— Start Available records —
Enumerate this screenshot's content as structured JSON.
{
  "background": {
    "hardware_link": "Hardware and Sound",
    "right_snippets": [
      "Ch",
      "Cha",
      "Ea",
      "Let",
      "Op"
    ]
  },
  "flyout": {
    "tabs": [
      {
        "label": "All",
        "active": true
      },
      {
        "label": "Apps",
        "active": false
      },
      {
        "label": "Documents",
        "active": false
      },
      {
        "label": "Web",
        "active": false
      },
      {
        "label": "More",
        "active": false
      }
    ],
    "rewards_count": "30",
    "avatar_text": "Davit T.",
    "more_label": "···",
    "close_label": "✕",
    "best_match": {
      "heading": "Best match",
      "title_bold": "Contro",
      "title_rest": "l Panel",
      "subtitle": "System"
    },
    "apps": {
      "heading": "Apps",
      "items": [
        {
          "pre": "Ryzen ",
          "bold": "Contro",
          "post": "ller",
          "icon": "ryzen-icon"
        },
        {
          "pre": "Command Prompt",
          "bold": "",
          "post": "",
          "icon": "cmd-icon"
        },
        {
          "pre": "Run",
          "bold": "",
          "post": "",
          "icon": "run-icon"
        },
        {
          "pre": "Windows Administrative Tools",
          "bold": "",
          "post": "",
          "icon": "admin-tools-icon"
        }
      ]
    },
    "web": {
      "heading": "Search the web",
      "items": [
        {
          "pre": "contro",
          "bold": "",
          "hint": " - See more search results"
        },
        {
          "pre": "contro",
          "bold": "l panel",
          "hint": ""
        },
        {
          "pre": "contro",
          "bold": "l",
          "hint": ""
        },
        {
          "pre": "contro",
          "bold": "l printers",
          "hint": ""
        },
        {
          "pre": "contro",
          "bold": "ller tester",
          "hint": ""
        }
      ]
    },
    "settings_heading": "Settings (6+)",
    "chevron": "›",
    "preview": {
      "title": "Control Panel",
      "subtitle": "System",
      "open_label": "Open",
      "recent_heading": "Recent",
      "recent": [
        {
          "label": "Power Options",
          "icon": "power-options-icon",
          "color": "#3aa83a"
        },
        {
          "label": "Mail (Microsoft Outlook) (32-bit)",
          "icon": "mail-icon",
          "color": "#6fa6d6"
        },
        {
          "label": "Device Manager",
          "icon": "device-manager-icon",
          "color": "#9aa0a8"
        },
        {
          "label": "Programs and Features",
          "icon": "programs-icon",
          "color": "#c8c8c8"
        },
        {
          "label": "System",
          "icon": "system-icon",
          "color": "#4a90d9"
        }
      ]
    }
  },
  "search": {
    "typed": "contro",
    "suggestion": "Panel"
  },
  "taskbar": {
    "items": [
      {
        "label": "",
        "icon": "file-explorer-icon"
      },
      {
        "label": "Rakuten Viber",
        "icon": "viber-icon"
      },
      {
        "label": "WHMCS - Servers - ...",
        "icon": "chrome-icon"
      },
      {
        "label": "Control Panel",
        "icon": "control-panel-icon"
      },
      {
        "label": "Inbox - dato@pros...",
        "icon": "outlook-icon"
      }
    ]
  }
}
— End Available records —
▸ Given request: Each line of the listing above should be output exactly.

▸ Completed task:
Enumerate this screenshot's content as structured JSON.
{
  "background": {
    "hardware_link": "Hardware and Sound",
    "right_snippets": [
      "Ch",
      "Cha",
      "Ea",
      "Let",
      "Op"
    ]
  },
  "flyout": {
    "tabs": [
      {
        "label": "All",
        "active": true
      },
      {
        "label": "Apps",
        "active": false
      },
      {
        "label": "Documents",
        "active": false
      },
      {
        "label": "Web",
        "active": false
      },
      {
        "label": "More",
        "active": false
      }
    ],
    "rewards_count": "30",
    "avatar_text": "Davit T.",
    "more_label": "···",
    "close_label": "✕",
    "best_match": {
      "heading": "Best match",
      "title_bold": "Contro",
      "title_rest": "l Panel",
      "subtitle": "System"
    },
    "apps": {
      "heading": "Apps",
      "items": [
        {
          "pre": "Ryzen ",
          "bold": "Contro",
          "post": "ller",
          "icon": "ryzen-icon"
        },
        {
          "pre": "Command Prompt",
          "bold": "",
          "post": "",
          "icon": "cmd-icon"
        },
        {
          "pre": "Run",
          "bold": "",
          "post": "",
          "icon": "run-icon"
        },
        {
          "pre": "Windows Administrative Tools",
          "bold": "",
          "post": "",
          "icon": "admin-tools-icon"
        }
      ]
    },
    "web": {
      "heading": "Search the web",
      "items": [
        {
          "pre": "contro",
          "bold": "",
          "hint": " - See more search results"
        },
        {
          "pre": "contro",
          "bold": "l panel",
          "hint": ""
        },
        {
          "pre": "contro",
          "bold": "l",
          "hint": ""
        },
        {
          "pre": "contro",
          "bold": "l printers",
          "hint": ""
        },
        {
          "pre": "contro",
          "bold": "ller tester",
          "hint": ""
        }
      ]
    },
    "settings_heading": "Settings (6+)",
    "chevron": "›",
    "preview": {
      "title": "Control Panel",
      "subtitle": "System",
      "open_label": "Open",
      "recent_heading": "Recent",
      "recent": [
        {
          "label": "Power Options",
          "icon": "power-options-icon",
          "color": "#3aa83a"
        },
        {
          "label": "Mail (Microsoft Outlook) (32-bit)",
          "icon": "mail-icon",
          "color": "#6fa6d6"
        },
        {
          "label": "Device Manager",
          "icon": "device-manager-icon",
          "color": "#9aa0a8"
        },
        {
          "label": "Programs and Features",
          "icon": "programs-icon",
          "color": "#c8c8c8"
        },
        {
          "label": "System",
          "icon": "system-icon",
          "color": "#4a90d9"
        }
      ]
    }
  },
  "search": {
    "typed": "contro",
    "suggestion": "Panel"
  },
  "taskbar": {
    "items": [
      {
        "label": "",
        "icon": "file-explorer-icon"
      },
      {
        "label": "Rakuten Viber",
        "icon": "viber-icon"
      },
      {
        "label": "WHMCS - Servers - ...",
        "icon": "chrome-icon"
      },
      {
        "label": "Control Panel",
        "icon": "control-panel-icon"
      },
      {
        "label": "Inbox - dato@pros...",
        "icon": "outlook-icon"
      }
    ]
  }
}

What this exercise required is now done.